#### THE EXERCISE:
Reproduce everything from the line containing "Patent image size: (1045, 1097)." down to the line containing "The core 315 is at (588, 762).", keeping both of those lines and nothing outside them.

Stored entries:
==========
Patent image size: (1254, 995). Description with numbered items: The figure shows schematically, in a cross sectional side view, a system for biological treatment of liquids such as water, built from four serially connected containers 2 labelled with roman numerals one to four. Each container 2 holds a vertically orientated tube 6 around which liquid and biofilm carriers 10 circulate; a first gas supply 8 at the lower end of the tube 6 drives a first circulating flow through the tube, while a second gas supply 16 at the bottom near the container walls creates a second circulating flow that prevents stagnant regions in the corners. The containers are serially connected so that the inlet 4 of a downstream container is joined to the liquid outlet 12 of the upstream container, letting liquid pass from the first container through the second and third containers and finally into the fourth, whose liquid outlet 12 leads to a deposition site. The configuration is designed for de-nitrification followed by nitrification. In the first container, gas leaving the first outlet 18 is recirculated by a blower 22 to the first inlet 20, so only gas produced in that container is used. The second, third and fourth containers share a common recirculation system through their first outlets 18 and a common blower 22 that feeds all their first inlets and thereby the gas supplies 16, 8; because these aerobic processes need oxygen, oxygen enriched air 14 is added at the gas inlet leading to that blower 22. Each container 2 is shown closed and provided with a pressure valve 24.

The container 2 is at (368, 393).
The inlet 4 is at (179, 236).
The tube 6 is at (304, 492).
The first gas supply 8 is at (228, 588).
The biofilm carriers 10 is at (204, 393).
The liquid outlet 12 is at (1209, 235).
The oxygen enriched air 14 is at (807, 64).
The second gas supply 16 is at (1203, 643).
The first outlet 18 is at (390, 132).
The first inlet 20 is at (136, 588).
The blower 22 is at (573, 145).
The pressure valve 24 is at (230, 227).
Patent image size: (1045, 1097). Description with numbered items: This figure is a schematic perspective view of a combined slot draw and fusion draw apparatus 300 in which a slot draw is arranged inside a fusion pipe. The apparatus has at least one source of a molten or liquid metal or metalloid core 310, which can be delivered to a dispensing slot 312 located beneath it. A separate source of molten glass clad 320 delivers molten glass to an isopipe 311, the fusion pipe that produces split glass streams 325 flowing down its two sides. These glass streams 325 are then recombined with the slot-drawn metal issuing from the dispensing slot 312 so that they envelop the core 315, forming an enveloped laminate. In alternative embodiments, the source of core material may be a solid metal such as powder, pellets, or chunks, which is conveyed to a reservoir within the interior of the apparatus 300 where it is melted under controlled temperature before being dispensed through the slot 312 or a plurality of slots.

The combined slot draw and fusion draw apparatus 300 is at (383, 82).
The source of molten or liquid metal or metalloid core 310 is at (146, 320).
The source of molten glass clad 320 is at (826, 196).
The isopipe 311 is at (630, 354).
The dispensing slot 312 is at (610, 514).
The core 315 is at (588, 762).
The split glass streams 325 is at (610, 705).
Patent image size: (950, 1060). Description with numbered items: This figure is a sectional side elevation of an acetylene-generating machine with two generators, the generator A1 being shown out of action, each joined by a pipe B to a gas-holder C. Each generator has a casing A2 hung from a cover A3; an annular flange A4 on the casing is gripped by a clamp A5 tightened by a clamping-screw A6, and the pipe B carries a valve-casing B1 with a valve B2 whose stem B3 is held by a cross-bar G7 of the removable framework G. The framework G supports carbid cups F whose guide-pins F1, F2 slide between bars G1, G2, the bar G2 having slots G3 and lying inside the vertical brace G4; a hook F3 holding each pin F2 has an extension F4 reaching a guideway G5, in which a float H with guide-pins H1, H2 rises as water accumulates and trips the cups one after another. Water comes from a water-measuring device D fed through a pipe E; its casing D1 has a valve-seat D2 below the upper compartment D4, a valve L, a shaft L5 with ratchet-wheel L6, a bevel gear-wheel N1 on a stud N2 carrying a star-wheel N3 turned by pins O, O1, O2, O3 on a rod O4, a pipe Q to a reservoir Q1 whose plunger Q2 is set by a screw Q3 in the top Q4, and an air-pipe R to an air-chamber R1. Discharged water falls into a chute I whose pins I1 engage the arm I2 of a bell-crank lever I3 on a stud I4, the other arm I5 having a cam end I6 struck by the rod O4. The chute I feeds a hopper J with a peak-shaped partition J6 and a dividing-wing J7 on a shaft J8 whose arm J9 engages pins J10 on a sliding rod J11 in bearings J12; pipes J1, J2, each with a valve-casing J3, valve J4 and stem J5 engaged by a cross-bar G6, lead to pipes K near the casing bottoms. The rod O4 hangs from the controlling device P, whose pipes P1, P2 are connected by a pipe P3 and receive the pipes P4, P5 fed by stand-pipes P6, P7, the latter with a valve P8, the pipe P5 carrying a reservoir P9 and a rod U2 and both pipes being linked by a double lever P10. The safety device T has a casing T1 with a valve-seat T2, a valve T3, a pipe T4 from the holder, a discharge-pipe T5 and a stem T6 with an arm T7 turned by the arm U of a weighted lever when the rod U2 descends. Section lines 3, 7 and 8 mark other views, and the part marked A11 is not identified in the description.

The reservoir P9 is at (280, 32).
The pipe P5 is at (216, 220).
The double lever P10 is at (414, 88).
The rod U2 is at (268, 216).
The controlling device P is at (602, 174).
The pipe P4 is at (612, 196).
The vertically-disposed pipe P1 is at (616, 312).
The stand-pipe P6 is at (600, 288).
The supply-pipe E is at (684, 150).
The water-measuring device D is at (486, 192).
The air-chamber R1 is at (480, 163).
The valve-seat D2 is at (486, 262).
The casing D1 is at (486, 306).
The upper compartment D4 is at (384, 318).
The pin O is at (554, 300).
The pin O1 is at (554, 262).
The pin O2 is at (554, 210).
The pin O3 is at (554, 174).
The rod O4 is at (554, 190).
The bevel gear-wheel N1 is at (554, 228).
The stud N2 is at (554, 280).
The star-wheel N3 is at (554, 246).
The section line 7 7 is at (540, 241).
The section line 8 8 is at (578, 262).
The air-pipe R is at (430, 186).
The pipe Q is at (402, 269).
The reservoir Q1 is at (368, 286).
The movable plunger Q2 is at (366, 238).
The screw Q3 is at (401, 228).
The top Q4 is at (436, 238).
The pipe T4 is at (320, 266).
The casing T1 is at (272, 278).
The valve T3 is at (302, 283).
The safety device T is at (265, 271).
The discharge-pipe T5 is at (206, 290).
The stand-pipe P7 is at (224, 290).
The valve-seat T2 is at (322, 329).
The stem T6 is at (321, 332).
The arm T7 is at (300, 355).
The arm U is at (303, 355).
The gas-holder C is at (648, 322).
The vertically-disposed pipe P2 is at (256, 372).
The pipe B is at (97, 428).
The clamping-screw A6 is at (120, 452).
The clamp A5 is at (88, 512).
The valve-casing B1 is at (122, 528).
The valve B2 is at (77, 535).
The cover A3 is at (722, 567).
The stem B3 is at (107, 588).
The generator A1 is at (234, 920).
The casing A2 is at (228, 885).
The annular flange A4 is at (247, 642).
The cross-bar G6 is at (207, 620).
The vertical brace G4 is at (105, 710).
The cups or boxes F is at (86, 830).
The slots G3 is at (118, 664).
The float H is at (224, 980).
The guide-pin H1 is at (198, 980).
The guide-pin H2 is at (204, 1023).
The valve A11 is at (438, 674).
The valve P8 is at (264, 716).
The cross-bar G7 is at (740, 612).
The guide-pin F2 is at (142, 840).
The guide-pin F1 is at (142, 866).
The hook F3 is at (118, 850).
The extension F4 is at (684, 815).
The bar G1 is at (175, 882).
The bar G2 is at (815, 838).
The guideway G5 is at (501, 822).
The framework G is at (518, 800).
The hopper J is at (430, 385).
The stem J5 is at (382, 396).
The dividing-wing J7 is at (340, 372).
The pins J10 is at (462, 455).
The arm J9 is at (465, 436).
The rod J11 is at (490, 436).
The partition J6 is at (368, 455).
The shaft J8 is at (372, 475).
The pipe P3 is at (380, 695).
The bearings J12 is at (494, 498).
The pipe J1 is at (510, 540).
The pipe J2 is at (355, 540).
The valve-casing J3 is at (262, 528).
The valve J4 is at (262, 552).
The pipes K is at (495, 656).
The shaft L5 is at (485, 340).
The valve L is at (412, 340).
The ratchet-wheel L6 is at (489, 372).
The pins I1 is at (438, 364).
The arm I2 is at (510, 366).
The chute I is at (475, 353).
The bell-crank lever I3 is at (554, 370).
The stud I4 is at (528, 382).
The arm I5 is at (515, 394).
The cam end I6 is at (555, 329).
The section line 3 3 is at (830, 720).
==========
#### SOLUTION FOR THIS EXERCISE:
Patent image size: (1045, 1097). Description with numbered items: This figure is a schematic perspective view of a combined slot draw and fusion draw apparatus 300 in which a slot draw is arranged inside a fusion pipe. The apparatus has at least one source of a molten or liquid metal or metalloid core 310, which can be delivered to a dispensing slot 312 located beneath it. A separate source of molten glass clad 320 delivers molten glass to an isopipe 311, the fusion pipe that produces split glass streams 325 flowing down its two sides. These glass streams 325 are then recombined with the slot-drawn metal issuing from the dispensing slot 312 so that they envelop the core 315, forming an enveloped laminate. In alternative embodiments, the source of core material may be a solid metal such as powder, pellets, or chunks, which is conveyed to a reservoir within the interior of the apparatus 300 where it is melted under controlled temperature before being dispensed through the slot 312 or a plurality of slots.

The combined slot draw and fusion draw apparatus 300 is at (383, 82).
The source of molten or liquid metal or metalloid core 310 is at (146, 320).
The source of molten glass clad 320 is at (826, 196).
The isopipe 311 is at (630, 354).
The dispensing slot 312 is at (610, 514).
The core 315 is at (588, 762).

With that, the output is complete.